WHAT YOU NEED TO DO => Using the entries that follow, state how many lines contain the word "find". The response is that number and nothing more.

LISTED RECORDS =>
● ● ●
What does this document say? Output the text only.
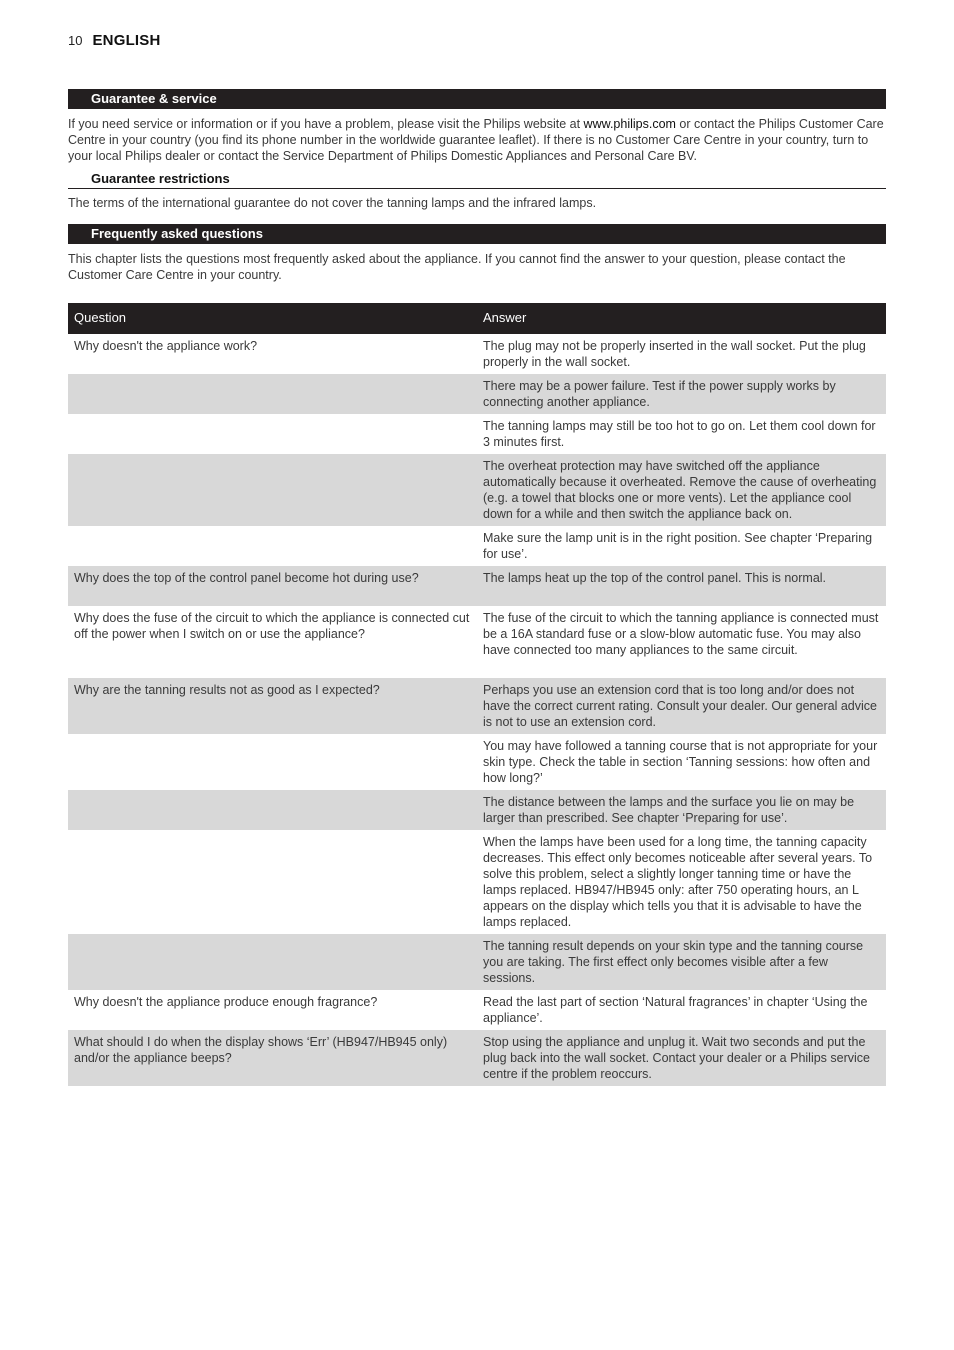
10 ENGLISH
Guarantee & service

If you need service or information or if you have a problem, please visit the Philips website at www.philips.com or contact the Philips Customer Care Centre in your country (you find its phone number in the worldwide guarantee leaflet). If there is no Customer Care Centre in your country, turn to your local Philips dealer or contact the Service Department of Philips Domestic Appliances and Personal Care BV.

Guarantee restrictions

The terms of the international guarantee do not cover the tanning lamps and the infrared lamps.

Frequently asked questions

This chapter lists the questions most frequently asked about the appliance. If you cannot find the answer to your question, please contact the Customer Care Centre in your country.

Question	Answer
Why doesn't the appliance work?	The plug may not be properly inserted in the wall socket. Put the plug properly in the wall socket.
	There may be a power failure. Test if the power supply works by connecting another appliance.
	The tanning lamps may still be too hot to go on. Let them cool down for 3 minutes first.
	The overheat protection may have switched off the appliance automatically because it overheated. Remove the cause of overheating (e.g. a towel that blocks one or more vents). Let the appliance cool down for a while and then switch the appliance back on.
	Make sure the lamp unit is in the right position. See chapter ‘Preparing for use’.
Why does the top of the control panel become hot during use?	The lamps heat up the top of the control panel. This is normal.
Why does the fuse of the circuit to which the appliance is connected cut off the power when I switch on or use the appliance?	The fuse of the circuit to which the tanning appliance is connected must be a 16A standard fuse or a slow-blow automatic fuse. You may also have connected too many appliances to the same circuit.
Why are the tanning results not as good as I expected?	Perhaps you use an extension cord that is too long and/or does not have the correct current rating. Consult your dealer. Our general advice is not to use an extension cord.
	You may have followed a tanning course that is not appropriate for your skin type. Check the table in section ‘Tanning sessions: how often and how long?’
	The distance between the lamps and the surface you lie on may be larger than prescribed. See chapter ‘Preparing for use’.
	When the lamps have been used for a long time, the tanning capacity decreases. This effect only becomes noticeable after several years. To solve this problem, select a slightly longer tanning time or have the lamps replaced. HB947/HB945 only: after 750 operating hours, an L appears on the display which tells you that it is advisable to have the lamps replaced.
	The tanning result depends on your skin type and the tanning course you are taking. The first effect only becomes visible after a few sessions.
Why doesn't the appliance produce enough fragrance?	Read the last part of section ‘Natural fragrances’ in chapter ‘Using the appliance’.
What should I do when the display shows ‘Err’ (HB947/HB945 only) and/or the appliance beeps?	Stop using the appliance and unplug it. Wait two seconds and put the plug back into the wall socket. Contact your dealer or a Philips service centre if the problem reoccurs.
● ● ●
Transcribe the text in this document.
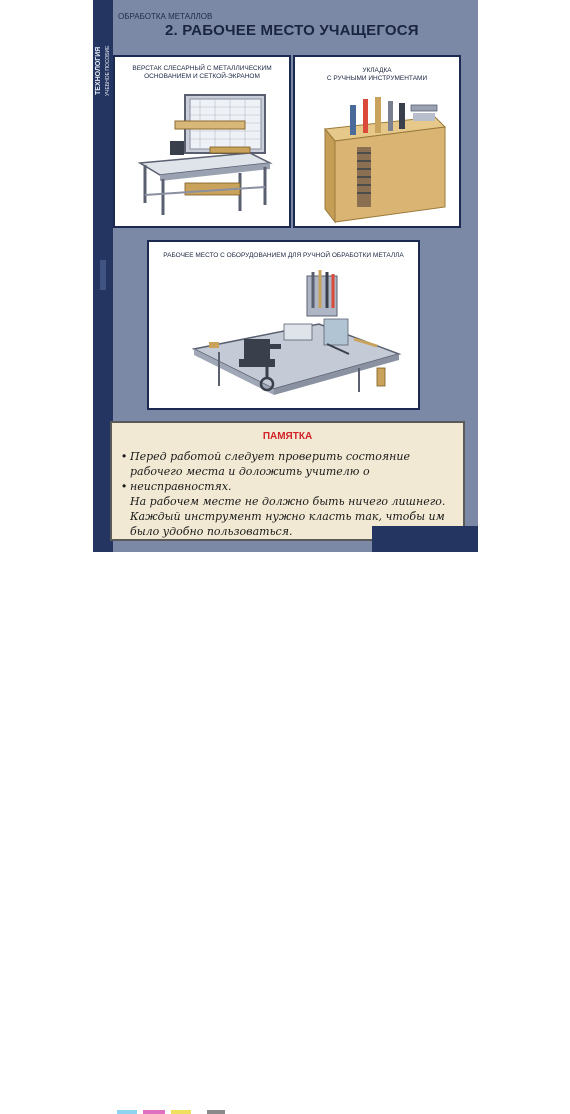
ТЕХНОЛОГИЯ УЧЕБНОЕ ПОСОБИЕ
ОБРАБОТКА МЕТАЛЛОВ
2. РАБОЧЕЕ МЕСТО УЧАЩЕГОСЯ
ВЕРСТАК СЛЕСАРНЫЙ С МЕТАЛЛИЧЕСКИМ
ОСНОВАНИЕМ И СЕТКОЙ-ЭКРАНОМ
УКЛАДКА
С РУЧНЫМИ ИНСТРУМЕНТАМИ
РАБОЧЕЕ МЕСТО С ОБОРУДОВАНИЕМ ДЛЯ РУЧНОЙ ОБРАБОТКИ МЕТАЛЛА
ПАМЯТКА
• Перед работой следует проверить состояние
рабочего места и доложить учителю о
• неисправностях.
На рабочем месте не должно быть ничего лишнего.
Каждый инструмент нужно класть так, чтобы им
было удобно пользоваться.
● ● ●
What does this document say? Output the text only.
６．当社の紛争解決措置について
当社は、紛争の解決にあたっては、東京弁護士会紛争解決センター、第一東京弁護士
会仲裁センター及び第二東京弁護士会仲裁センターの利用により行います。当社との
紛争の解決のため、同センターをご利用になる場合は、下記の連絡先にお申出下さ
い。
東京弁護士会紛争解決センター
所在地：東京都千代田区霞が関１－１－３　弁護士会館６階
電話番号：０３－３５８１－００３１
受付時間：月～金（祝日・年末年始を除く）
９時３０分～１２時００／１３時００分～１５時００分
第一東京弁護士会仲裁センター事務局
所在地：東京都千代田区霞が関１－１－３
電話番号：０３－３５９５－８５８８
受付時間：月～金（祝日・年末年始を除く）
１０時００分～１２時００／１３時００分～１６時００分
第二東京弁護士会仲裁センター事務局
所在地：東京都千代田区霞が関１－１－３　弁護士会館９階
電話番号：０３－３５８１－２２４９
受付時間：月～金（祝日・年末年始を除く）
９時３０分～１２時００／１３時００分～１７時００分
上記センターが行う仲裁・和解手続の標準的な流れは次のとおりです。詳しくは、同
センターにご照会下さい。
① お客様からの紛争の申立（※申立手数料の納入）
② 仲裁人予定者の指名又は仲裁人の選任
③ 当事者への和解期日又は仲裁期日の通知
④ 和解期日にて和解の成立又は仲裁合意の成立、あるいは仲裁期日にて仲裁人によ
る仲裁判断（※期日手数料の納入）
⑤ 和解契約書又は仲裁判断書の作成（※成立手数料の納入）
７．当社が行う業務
● ● ●
RESPONSE FOR THIS EXERCISE => 2